_The request_.
Each entry must appear again exactly as it does in the source.

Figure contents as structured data
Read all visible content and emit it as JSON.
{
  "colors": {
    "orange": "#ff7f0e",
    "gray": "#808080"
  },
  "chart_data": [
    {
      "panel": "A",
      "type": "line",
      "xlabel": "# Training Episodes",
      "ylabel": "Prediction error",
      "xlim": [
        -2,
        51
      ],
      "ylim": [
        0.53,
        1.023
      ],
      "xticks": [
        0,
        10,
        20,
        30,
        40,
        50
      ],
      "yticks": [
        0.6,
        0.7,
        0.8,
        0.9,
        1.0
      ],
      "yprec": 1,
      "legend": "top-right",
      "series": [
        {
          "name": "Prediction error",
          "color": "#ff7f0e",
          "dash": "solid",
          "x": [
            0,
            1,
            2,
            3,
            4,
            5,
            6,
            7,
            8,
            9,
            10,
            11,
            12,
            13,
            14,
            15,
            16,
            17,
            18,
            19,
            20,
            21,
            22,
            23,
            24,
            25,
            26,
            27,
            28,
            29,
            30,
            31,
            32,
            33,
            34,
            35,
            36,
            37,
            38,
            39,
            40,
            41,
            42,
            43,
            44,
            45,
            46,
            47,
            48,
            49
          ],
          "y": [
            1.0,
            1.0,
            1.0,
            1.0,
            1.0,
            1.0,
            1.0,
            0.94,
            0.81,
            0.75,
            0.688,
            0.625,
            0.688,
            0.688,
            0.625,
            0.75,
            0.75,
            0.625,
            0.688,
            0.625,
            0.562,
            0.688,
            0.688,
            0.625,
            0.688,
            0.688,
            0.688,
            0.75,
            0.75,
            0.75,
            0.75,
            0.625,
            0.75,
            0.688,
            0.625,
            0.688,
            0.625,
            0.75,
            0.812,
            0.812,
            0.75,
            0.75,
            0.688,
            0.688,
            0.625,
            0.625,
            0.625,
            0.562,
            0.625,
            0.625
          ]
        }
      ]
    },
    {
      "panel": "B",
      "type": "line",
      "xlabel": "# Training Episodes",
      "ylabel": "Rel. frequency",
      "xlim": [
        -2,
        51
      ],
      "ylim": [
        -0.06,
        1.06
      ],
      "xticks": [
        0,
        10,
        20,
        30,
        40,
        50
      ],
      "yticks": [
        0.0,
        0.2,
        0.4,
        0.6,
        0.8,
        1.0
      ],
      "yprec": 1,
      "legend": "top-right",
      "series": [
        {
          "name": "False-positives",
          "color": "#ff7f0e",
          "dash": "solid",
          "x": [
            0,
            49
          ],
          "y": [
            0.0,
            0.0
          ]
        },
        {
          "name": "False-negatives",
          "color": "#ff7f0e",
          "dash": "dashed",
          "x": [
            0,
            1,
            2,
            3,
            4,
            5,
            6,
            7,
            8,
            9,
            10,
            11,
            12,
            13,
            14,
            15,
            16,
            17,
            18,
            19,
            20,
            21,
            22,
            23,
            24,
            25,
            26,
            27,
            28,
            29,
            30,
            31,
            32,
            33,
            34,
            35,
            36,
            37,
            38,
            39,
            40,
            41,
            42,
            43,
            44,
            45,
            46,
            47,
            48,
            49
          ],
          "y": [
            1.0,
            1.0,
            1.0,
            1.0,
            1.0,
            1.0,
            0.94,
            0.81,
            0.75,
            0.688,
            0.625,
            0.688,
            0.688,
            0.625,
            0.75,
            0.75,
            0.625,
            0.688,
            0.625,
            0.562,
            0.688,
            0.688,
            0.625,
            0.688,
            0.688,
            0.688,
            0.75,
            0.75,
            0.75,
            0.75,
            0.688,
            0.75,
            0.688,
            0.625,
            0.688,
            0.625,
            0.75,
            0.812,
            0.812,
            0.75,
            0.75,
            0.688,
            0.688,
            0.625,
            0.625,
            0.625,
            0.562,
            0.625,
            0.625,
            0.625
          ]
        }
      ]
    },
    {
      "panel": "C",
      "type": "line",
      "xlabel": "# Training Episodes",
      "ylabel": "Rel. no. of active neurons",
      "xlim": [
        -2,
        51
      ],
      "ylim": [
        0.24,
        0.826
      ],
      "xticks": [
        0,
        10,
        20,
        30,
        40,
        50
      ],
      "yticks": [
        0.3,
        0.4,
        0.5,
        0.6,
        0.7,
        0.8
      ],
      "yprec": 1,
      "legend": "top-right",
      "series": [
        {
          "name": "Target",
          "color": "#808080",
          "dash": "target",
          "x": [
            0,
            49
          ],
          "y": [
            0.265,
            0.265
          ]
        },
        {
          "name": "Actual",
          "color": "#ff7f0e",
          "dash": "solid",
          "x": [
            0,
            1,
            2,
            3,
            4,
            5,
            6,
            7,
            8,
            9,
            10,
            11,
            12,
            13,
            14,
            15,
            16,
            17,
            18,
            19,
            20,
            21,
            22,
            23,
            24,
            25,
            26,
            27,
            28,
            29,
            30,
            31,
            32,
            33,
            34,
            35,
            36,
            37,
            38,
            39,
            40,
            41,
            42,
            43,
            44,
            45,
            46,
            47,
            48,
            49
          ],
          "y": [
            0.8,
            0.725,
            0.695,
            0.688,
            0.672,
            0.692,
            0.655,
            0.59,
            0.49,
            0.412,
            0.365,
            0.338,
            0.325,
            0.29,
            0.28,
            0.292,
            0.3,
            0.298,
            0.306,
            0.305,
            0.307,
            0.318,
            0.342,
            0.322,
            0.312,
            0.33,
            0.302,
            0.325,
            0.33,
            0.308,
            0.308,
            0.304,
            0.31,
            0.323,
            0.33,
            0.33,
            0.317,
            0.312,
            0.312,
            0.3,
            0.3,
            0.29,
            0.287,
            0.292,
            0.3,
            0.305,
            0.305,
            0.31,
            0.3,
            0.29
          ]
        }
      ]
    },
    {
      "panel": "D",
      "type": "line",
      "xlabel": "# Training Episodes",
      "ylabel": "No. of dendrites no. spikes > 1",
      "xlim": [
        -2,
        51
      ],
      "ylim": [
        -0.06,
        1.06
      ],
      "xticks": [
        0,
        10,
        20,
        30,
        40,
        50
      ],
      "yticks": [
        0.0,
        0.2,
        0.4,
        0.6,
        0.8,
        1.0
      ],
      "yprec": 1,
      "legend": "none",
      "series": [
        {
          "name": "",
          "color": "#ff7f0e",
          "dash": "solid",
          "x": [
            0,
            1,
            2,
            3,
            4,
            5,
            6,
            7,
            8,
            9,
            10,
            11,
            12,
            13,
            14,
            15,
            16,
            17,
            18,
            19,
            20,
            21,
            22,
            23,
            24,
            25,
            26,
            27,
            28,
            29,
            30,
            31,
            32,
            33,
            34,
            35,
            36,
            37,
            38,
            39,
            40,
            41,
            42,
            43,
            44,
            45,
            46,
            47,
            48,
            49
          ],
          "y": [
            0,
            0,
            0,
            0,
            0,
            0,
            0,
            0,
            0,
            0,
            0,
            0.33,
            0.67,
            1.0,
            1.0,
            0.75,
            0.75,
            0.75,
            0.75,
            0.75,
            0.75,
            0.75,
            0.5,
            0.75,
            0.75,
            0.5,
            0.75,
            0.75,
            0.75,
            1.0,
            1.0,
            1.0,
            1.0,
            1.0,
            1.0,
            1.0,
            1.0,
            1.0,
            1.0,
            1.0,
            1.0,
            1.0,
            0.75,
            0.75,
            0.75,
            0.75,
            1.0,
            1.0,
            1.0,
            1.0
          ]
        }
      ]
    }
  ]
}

_Output below_.
Read all visible content and emit it as JSON.
{
  "colors": {
    "orange": "#ff7f0e",
    "gray": "#808080"
  },
  "chart_data": [
    {
      "panel": "A",
      "type": "line",
      "xlabel": "# Training Episodes",
      "ylabel": "Prediction error",
      "xlim": [
        -2,
        51
      ],
      "ylim": [
        0.53,
        1.023
      ],
      "xticks": [
        0,
        10,
        20,
        30,
        40,
        50
      ],
      "yticks": [
        0.6,
        0.7,
        0.8,
        0.9,
        1.0
      ],
      "yprec": 1,
      "legend": "top-right",
      "series": [
        {
          "name": "Prediction error",
          "color": "#ff7f0e",
          "dash": "solid",
          "x": [
            0,
            1,
            2,
            3,
            4,
            5,
            6,
            7,
            8,
            9,
            10,
            11,
            12,
            13,
            14,
            15,
            16,
            17,
            18,
            19,
            20,
            21,
            22,
            23,
            24,
            25,
            26,
            27,
            28,
            29,
            30,
            31,
            32,
            33,
            34,
            35,
            36,
            37,
            38,
            39,
            40,
            41,
            42,
            43,
            44,
            45,
            46,
            47,
            48,
            49
          ],
          "y": [
            1.0,
            1.0,
            1.0,
            1.0,
            1.0,
            1.0,
            1.0,
            0.94,
            0.81,
            0.75,
            0.688,
            0.625,
            0.688,
            0.688,
            0.625,
            0.75,
            0.75,
            0.625,
            0.688,
            0.625,
            0.562,
            0.688,
            0.688,
            0.625,
            0.688,
            0.688,
            0.688,
            0.75,
            0.75,
            0.75,
            0.75,
            0.625,
            0.75,
            0.688,
            0.625,
            0.688,
            0.625,
            0.75,
            0.812,
            0.812,
            0.75,
            0.75,
            0.688,
            0.688,
            0.625,
            0.625,
            0.625,
            0.562,
            0.625,
            0.625
          ]
        }
      ]
    },
    {
      "panel": "B",
      "type": "line",
      "xlabel": "# Training Episodes",
      "ylabel": "Rel. frequency",
      "xlim": [
        -2,
        51
      ],
      "ylim": [
        -0.06,
        1.06
      ],
      "xticks": [
        0,
        10,
        20,
        30,
        40,
        50
      ],
      "yticks": [
        0.0,
        0.2,
        0.4,
        0.6,
        0.8,
        1.0
      ],
      "yprec": 1,
      "legend": "top-right",
      "series": [
        {
          "name": "False-positives",
          "color": "#ff7f0e",
          "dash": "solid",
          "x": [
            0,
            49
          ],
          "y": [
            0.0,
            0.0
          ]
        },
        {
          "name": "False-negatives",
          "color": "#ff7f0e",
          "dash": "dashed",
          "x": [
            0,
            1,
            2,
            3,
            4,
            5,
            6,
            7,
            8,
            9,
            10,
            11,
            12,
            13,
            14,
            15,
            16,
            17,
            18,
            19,
            20,
            21,
            22,
            23,
            24,
            25,
            26,
            27,
            28,
            29,
            30,
            31,
            32,
            33,
            34,
            35,
            36,
            37,
            38,
            39,
            40,
            41,
            42,
            43,
            44,
            45,
            46,
            47,
            48,
            49
          ],
          "y": [
            1.0,
            1.0,
            1.0,
            1.0,
            1.0,
            1.0,
            0.94,
            0.81,
            0.75,
            0.688,
            0.625,
            0.688,
            0.688,
            0.625,
            0.75,
            0.75,
            0.625,
            0.688,
            0.625,
            0.562,
            0.688,
            0.688,
            0.625,
            0.688,
            0.688,
            0.688,
            0.75,
            0.75,
            0.75,
            0.75,
            0.688,
            0.75,
            0.688,
            0.625,
            0.688,
            0.625,
            0.75,
            0.812,
            0.812,
            0.75,
            0.75,
            0.688,
            0.688,
            0.625,
            0.625,
            0.625,
            0.562,
            0.625,
            0.625,
            0.625
          ]
        }
      ]
    },
    {
      "panel": "C",
      "type": "line",
      "xlabel": "# Training Episodes",
      "ylabel": "Rel. no. of active neurons",
      "xlim": [
        -2,
        51
      ],
      "ylim": [
        0.24,
        0.826
      ],
      "xticks": [
        0,
        10,
        20,
        30,
        40,
        50
      ],
      "yticks": [
        0.3,
        0.4,
        0.5,
        0.6,
        0.7,
        0.8
      ],
      "yprec": 1,
      "legend": "top-right",
      "series": [
        {
          "name": "Target",
          "color": "#808080",
          "dash": "target",
          "x": [
            0,
            49
          ],
          "y": [
            0.265,
            0.265
          ]
        },
        {
          "name": "Actual",
          "color": "#ff7f0e",
          "dash": "solid",
          "x": [
            0,
            1,
            2,
            3,
            4,
            5,
            6,
            7,
            8,
            9,
            10,
            11,
            12,
            13,
            14,
            15,
            16,
            17,
            18,
            19,
            20,
            21,
            22,
            23,
            24,
            25,
            26,
            27,
            28,
            29,
            30,
            31,
            32,
            33,
            34,
            35,
            36,
            37,
            38,
            39,
            40,
            41,
            42,
            43,
            44,
            45,
            46,
            47,
            48,
            49
          ],
          "y": [
            0.8,
            0.725,
            0.695,
            0.688,
            0.672,
            0.692,
            0.655,
            0.59,
            0.49,
            0.412,
            0.365,
            0.338,
            0.325,
            0.29,
            0.28,
            0.292,
            0.3,
            0.298,
            0.306,
            0.305,
            0.307,
            0.318,
            0.342,
            0.322,
            0.312,
            0.33,
            0.302,
            0.325,
            0.33,
            0.308,
            0.308,
            0.304,
            0.31,
            0.323,
            0.33,
            0.33,
            0.317,
            0.312,
            0.312,
            0.3,
            0.3,
            0.29,
            0.287,
            0.292,
            0.3,
            0.305,
            0.305,
            0.31,
            0.3,
            0.29
          ]
        }
      ]
    },
    {
      "panel": "D",
      "type": "line",
      "xlabel": "# Training Episodes",
      "ylabel": "No. of dendrites no. spikes > 1",
      "xlim": [
        -2,
        51
      ],
      "ylim": [
        -0.06,
        1.06
      ],
      "xticks": [
        0,
        10,
        20,
        30,
        40,
        50
      ],
      "yticks": [
        0.0,
        0.2,
        0.4,
        0.6,
        0.8,
        1.0
      ],
      "yprec": 1,
      "legend": "none",
      "series": [
        {
          "name": "",
          "color": "#ff7f0e",
          "dash": "solid",
          "x": [
            0,
            1,
            2,
            3,
            4,
            5,
            6,
            7,
            8,
            9,
            10,
            11,
            12,
            13,
            14,
            15,
            16,
            17,
            18,
            19,
            20,
            21,
            22,
            23,
            24,
            25,
            26,
            27,
            28,
            29,
            30,
            31,
            32,
            33,
            34,
            35,
            36,
            37,
            38,
            39,
            40,
            41,
            42,
            43,
            44,
            45,
            46,
            47,
            48,
            49
          ],
          "y": [
            0,
            0,
            0,
            0,
            0,
            0,
            0,
            0,
            0,
            0,
            0,
            0.33,
            0.67,
            1.0,
            1.0,
            0.75,
            0.75,
            0.75,
            0.75,
            0.75,
            0.75,
            0.75,
            0.5,
            0.75,
            0.75,
            0.5,
            0.75,
            0.75,
            0.75,
            1.0,
            1.0,
            1.0,
            1.0,
            1.0,
            1.0,
            1.0,
            1.0,
            1.0,
            1.0,
            1.0,
            1.0,
            1.0,
            0.75,
            0.75,
            0.75,
            0.75,
            1.0,
            1.0,
            1.0,
            1.0
          ]
        }
      ]
    }
  ]
}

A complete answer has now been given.